**Records for this task:**
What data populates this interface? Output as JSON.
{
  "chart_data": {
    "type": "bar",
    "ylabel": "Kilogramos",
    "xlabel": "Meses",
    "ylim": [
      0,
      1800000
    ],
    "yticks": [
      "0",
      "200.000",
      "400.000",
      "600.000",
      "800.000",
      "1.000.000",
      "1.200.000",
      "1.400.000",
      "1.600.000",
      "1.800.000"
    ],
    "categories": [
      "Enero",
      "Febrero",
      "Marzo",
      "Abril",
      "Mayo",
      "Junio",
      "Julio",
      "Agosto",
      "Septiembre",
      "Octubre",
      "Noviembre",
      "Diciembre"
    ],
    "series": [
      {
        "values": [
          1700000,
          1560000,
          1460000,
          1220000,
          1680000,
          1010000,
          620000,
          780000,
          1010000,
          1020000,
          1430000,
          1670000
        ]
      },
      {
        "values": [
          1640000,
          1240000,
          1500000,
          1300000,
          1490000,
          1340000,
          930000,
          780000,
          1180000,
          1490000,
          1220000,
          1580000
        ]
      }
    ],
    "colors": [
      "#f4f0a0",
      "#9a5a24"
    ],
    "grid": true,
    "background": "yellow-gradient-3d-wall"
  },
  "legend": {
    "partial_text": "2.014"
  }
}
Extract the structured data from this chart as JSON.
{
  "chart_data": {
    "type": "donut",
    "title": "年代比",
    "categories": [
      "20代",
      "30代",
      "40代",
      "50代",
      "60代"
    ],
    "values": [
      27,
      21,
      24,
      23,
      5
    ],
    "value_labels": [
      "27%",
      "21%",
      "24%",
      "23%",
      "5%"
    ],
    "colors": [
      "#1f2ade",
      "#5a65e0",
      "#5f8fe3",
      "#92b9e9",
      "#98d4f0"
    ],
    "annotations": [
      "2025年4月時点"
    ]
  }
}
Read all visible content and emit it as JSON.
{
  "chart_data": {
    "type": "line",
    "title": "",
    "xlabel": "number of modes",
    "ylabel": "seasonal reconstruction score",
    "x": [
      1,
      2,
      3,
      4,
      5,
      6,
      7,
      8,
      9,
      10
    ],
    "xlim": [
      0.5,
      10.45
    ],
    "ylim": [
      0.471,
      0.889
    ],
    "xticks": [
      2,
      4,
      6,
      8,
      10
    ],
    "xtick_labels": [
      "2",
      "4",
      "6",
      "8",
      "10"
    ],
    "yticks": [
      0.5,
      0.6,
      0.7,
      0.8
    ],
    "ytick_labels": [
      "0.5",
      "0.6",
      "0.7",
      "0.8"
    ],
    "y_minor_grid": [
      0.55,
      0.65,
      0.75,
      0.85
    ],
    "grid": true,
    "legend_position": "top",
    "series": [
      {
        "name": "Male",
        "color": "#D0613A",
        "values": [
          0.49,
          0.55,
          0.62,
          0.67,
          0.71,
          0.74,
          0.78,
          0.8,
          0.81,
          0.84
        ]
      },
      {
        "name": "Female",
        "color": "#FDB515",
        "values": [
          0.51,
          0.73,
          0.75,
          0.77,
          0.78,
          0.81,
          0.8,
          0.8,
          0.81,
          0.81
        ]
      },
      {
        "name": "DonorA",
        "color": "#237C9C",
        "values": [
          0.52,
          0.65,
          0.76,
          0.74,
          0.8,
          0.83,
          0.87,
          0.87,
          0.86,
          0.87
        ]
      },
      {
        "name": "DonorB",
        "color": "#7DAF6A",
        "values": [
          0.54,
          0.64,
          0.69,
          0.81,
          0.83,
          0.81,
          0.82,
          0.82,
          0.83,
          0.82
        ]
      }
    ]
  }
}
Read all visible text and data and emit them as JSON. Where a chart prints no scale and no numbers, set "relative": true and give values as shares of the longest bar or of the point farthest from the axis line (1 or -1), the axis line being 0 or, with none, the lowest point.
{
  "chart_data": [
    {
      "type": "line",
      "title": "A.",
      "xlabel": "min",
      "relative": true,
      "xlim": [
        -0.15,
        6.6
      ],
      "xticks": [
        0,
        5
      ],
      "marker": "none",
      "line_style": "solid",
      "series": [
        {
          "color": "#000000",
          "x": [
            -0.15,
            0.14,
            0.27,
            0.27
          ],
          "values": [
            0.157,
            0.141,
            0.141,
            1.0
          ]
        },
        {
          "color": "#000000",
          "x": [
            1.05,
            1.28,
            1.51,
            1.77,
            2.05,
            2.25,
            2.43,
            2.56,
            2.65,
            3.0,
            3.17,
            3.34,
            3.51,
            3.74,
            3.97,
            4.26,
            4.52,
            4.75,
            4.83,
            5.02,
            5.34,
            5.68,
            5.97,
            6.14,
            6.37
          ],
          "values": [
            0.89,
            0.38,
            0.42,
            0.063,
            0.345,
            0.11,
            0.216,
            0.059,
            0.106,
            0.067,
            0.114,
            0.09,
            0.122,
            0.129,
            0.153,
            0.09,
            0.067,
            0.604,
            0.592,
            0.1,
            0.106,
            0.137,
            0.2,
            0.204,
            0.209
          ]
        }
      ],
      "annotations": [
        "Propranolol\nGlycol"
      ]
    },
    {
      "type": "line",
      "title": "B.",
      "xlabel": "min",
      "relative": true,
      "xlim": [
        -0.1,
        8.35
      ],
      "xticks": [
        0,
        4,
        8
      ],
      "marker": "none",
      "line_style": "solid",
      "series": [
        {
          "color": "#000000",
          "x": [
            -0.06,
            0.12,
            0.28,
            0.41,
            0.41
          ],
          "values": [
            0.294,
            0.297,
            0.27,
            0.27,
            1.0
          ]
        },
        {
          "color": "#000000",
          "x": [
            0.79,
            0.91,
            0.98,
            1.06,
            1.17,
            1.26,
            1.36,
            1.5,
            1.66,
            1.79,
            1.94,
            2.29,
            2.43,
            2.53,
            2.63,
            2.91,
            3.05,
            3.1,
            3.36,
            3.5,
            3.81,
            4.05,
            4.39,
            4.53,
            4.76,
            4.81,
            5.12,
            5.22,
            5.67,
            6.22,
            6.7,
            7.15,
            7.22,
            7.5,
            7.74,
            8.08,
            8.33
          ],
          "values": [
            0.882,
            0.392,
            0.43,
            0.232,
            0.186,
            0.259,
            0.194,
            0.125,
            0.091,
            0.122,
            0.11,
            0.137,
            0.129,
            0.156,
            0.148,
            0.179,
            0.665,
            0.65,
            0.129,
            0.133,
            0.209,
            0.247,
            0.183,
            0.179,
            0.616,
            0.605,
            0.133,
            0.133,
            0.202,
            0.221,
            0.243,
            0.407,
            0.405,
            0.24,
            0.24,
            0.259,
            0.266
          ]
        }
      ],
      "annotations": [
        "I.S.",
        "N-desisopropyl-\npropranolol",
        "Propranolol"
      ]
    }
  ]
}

**Given request:**
From the listing above, extract every line exactly as it stands.

**Completed task:**
What data populates this interface? Output as JSON.
{
  "chart_data": {
    "type": "bar",
    "ylabel": "Kilogramos",
    "xlabel": "Meses",
    "ylim": [
      0,
      1800000
    ],
    "yticks": [
      "0",
      "200.000",
      "400.000",
      "600.000",
      "800.000",
      "1.000.000",
      "1.200.000",
      "1.400.000",
      "1.600.000",
      "1.800.000"
    ],
    "categories": [
      "Enero",
      "Febrero",
      "Marzo",
      "Abril",
      "Mayo",
      "Junio",
      "Julio",
      "Agosto",
      "Septiembre",
      "Octubre",
      "Noviembre",
      "Diciembre"
    ],
    "series": [
      {
        "values": [
          1700000,
          1560000,
          1460000,
          1220000,
          1680000,
          1010000,
          620000,
          780000,
          1010000,
          1020000,
          1430000,
          1670000
        ]
      },
      {
        "values": [
          1640000,
          1240000,
          1500000,
          1300000,
          1490000,
          1340000,
          930000,
          780000,
          1180000,
          1490000,
          1220000,
          1580000
        ]
      }
    ],
    "colors": [
      "#f4f0a0",
      "#9a5a24"
    ],
    "grid": true,
    "background": "yellow-gradient-3d-wall"
  },
  "legend": {
    "partial_text": "2.014"
  }
}
Extract the structured data from this chart as JSON.
{
  "chart_data": {
    "type": "donut",
    "title": "年代比",
    "categories": [
      "20代",
      "30代",
      "40代",
      "50代",
      "60代"
    ],
    "values": [
      27,
      21,
      24,
      23,
      5
    ],
    "value_labels": [
      "27%",
      "21%",
      "24%",
      "23%",
      "5%"
    ],
    "colors": [
      "#1f2ade",
      "#5a65e0",
      "#5f8fe3",
      "#92b9e9",
      "#98d4f0"
    ],
    "annotations": [
      "2025年4月時点"
    ]
  }
}
Read all visible content and emit it as JSON.
{
  "chart_data": {
    "type": "line",
    "title": "",
    "xlabel": "number of modes",
    "ylabel": "seasonal reconstruction score",
    "x": [
      1,
      2,
      3,
      4,
      5,
      6,
      7,
      8,
      9,
      10
    ],
    "xlim": [
      0.5,
      10.45
    ],
    "ylim": [
      0.471,
      0.889
    ],
    "xticks": [
      2,
      4,
      6,
      8,
      10
    ],
    "xtick_labels": [
      "2",
      "4",
      "6",
      "8",
      "10"
    ],
    "yticks": [
      0.5,
      0.6,
      0.7,
      0.8
    ],
    "ytick_labels": [
      "0.5",
      "0.6",
      "0.7",
      "0.8"
    ],
    "y_minor_grid": [
      0.55,
      0.65,
      0.75,
      0.85
    ],
    "grid": true,
    "legend_position": "top",
    "series": [
      {
        "name": "Male",
        "color": "#D0613A",
        "values": [
          0.49,
          0.55,
          0.62,
          0.67,
          0.71,
          0.74,
          0.78,
          0.8,
          0.81,
          0.84
        ]
      },
      {
        "name": "Female",
        "color": "#FDB515",
        "values": [
          0.51,
          0.73,
          0.75,
          0.77,
          0.78,
          0.81,
          0.8,
          0.8,
          0.81,
          0.81
        ]
      },
      {
        "name": "DonorA",
        "color": "#237C9C",
        "values": [
          0.52,
          0.65,
          0.76,
          0.74,
          0.8,
          0.83,
          0.87,
          0.87,
          0.86,
          0.87
        ]
      },
      {
        "name": "DonorB",
        "color": "#7DAF6A",
        "values": [
          0.54,
          0.64,
          0.69,
          0.81,
          0.83,
          0.81,
          0.82,
          0.82,
          0.83,
          0.82
        ]
      }
    ]
  }
}
Read all visible text and data and emit them as JSON. Where a chart prints no scale and no numbers, set "relative": true and give values as shares of the longest bar or of the point farthest from the axis line (1 or -1), the axis line being 0 or, with none, the lowest point.
{
  "chart_data": [
    {
      "type": "line",
      "title": "A.",
      "xlabel": "min",
      "relative": true,
      "xlim": [
        -0.15,
        6.6
      ],
      "xticks": [
        0,
        5
      ],
      "marker": "none",
      "line_style": "solid",
      "series": [
        {
          "color": "#000000",
          "x": [
            -0.15,
            0.14,
            0.27,
            0.27
          ],
          "values": [
            0.157,
            0.141,
            0.141,
            1.0
          ]
        },
        {
          "color": "#000000",
          "x": [
            1.05,
            1.28,
            1.51,
            1.77,
            2.05,
            2.25,
            2.43,
            2.56,
            2.65,
            3.0,
            3.17,
            3.34,
            3.51,
            3.74,
            3.97,
            4.26,
            4.52,
            4.75,
            4.83,
            5.02,
            5.34,
            5.68,
            5.97,
            6.14,
            6.37
          ],
          "values": [
            0.89,
            0.38,
            0.42,
            0.063,
            0.345,
            0.11,
            0.216,
            0.059,
            0.106,
            0.067,
            0.114,
            0.09,
            0.122,
            0.129,
            0.153,
            0.09,
            0.067,
            0.604,
            0.592,
            0.1,
            0.106,
            0.137,
            0.2,
            0.204,
            0.209
          ]
        }
      ],
      "annotations": [
        "Propranolol\nGlycol"
      ]
    },
    {
      "type": "line",
      "title": "B.",
      "xlabel": "min",
      "relative": true,
      "xlim": [
        -0.1,
        8.35
      ],
      "xticks": [
        0,
        4,
        8
      ],
      "marker": "none",
      "line_style": "solid",
      "series": [
        {
          "color": "#000000",
          "x": [
            -0.06,
            0.12,
            0.28,
            0.41,
            0.41
          ],
          "values": [
            0.294,
            0.297,
            0.27,
            0.27,
            1.0
          ]
        },
        {
          "color": "#000000",
          "x": [
            0.79,
            0.91,
            0.98,
            1.06,
            1.17,
            1.26,
            1.36,
            1.5,
            1.66,
            1.79,
            1.94,
            2.29,
            2.43,
            2.53,
            2.63,
            2.91,
            3.05,
            3.1,
            3.36,
            3.5,
            3.81,
            4.05,
            4.39,
            4.53,
            4.76,
            4.81,
            5.12,
            5.22,
            5.67,
            6.22,
            6.7,
            7.15,
            7.22,
            7.5,
            7.74,
            8.08,
            8.33
          ],
          "values": [
            0.882,
            0.392,
            0.43,
            0.232,
            0.186,
            0.259,
            0.194,
            0.125,
            0.091,
            0.122,
            0.11,
            0.137,
            0.129,
            0.156,
            0.148,
            0.179,
            0.665,
            0.65,
            0.129,
            0.133,
            0.209,
            0.247,
            0.183,
            0.179,
            0.616,
            0.605,
            0.133,
            0.133,
            0.202,
            0.221,
            0.243,
            0.407,
            0.405,
            0.24,
            0.24,
            0.259,
            0.266
          ]
        }
      ],
      "annotations": [
        "I.S.",
        "N-desisopropyl-\npropranolol",
        "Propranolol"
      ]
    }
  ]
}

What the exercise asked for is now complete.